WHAT THE EXERCISE ASKS: List all the lines in these records that hold "NAICS".

MATERIAL SHOWN:
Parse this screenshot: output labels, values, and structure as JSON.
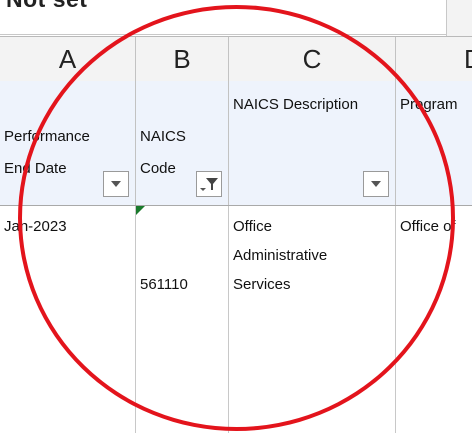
{
  "name_box": {
    "value": "Not set"
  },
  "columns": [
    {
      "letter": "A",
      "header": "Performance\nEnd Date",
      "filter_icon": "dropdown-arrow-icon",
      "value": "Jan-2023"
    },
    {
      "letter": "B",
      "header": "NAICS\nCode",
      "filter_icon": "filter-active-icon",
      "value": "561110"
    },
    {
      "letter": "C",
      "header": "NAICS Description",
      "filter_icon": "dropdown-arrow-icon",
      "value": "Office\nAdministrative\nServices"
    },
    {
      "letter": "D",
      "header": "Program",
      "filter_icon": "",
      "value": "Office of"
    }
  ],
  "colors": {
    "header_fill": "#eef3fc",
    "annotation_circle": "#e3141c",
    "error_indicator": "#1a7a2c"
  }
}
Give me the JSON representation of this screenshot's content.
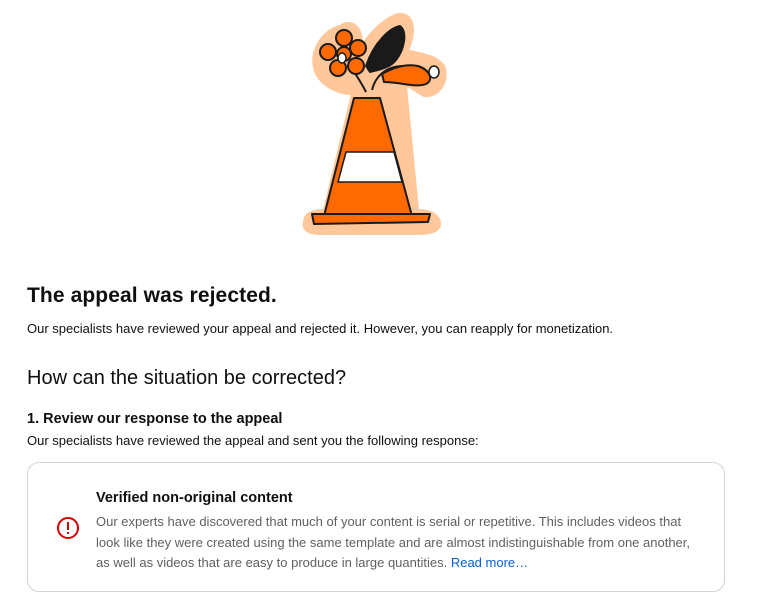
{
  "page": {
    "title": "The appeal was rejected.",
    "subtitle": "Our specialists have reviewed your appeal and rejected it. However, you can reapply for monetization.",
    "section_heading": "How can the situation be corrected?",
    "step": {
      "title": "1. Review our response to the appeal",
      "description": "Our specialists have reviewed the appeal and sent you the following response:"
    }
  },
  "response_card": {
    "icon": "error-icon",
    "title": "Verified non-original content",
    "body": "Our experts have discovered that much of your content is serial or repetitive. This includes videos that look like they were created using the same template and are almost indistinguishable from one another, as well as videos that are easy to produce in large quantities. ",
    "read_more_label": "Read more…"
  },
  "illustration": {
    "icon": "traffic-cone-with-flowers-icon"
  },
  "colors": {
    "accent_orange": "#ff6a00",
    "soft_orange": "#ffc79a",
    "error_red": "#cc0000",
    "link_blue": "#065fd4"
  }
}
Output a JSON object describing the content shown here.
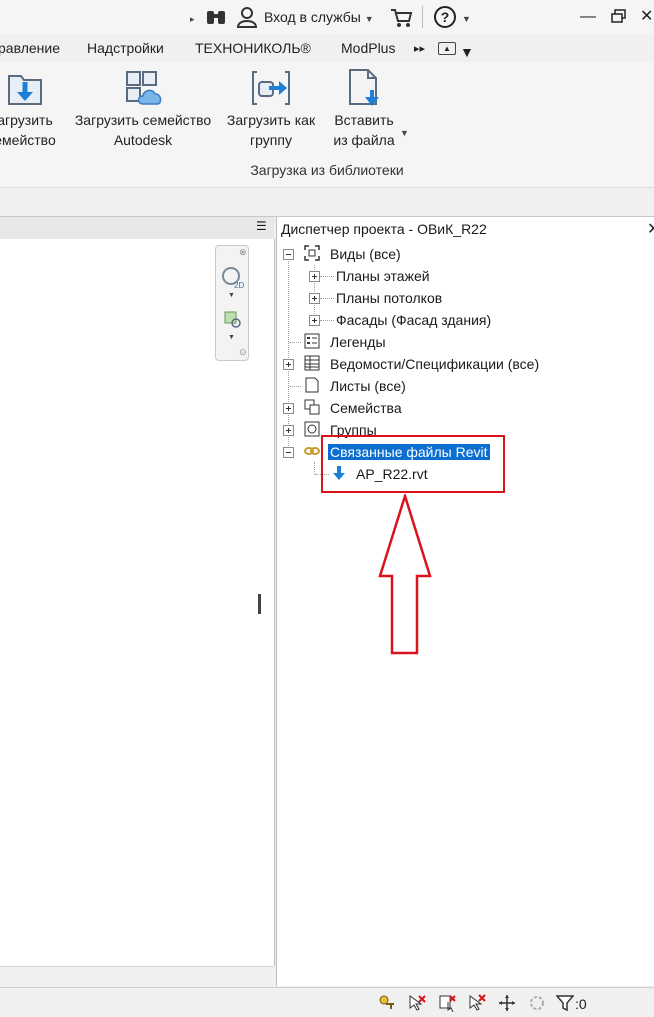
{
  "titlebar": {
    "signin_label": "Вход в службы",
    "icons": [
      "binoculars-icon",
      "user-icon",
      "cart-icon",
      "help-icon"
    ]
  },
  "tabs": [
    "равление",
    "Надстройки",
    "ТЕХНОНИКОЛЬ®",
    "ModPlus"
  ],
  "ribbon": {
    "buttons": [
      {
        "label": "агрузить\nемейство",
        "icon": "load-family-icon"
      },
      {
        "label": "Загрузить семейство\nAutodesk",
        "icon": "load-autodesk-family-icon"
      },
      {
        "label": "Загрузить как\nгруппу",
        "icon": "load-as-group-icon"
      },
      {
        "label": "Вставить\nиз файла",
        "icon": "insert-from-file-icon"
      }
    ],
    "panel_title": "Загрузка из библиотеки"
  },
  "browser": {
    "title": "Диспетчер проекта - ОВиК_R22",
    "close_label": "✕",
    "tree": [
      {
        "label": "Виды (все)",
        "expanded": true
      },
      {
        "label": "Планы этажей"
      },
      {
        "label": "Планы потолков"
      },
      {
        "label": "Фасады (Фасад здания)"
      },
      {
        "label": "Легенды"
      },
      {
        "label": "Ведомости/Спецификации (все)"
      },
      {
        "label": "Листы (все)"
      },
      {
        "label": "Семейства"
      },
      {
        "label": "Группы"
      },
      {
        "label": "Связанные файлы Revit",
        "selected": true
      },
      {
        "label": "АР_R22.rvt"
      }
    ]
  },
  "statusbar": {
    "filter_count": ":0"
  },
  "colors": {
    "selection": "#0c6fd0",
    "highlight": "#d9121b"
  }
}
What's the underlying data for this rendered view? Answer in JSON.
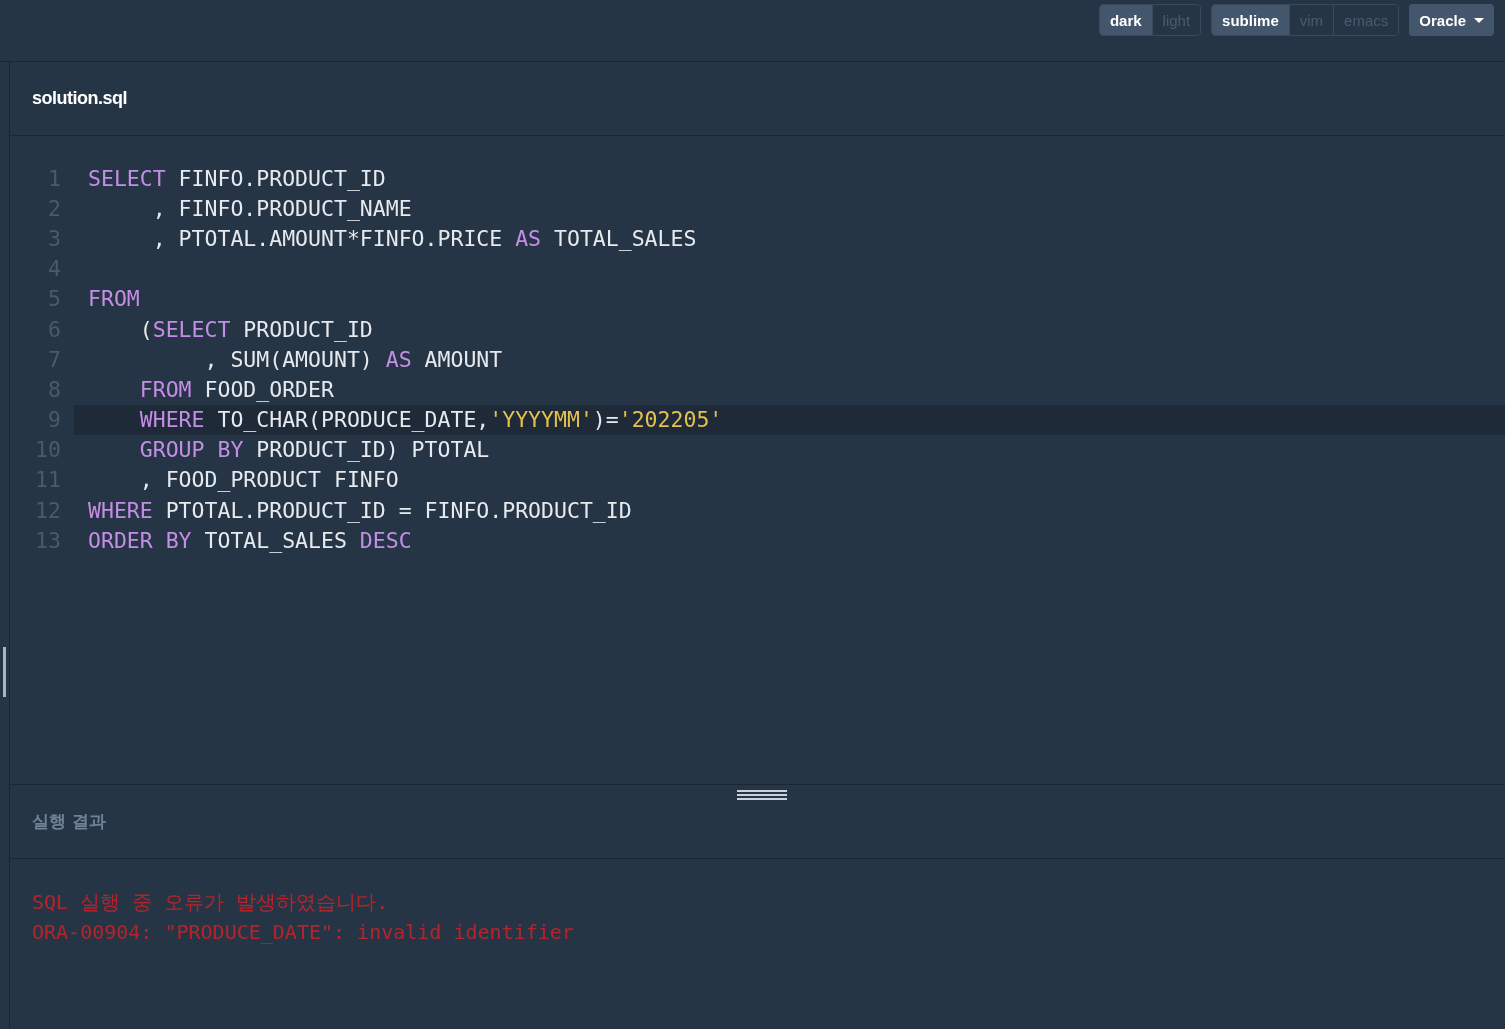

SOLUTION:
      "header": "NAICS\nCode",
      "header": "NAICS Description",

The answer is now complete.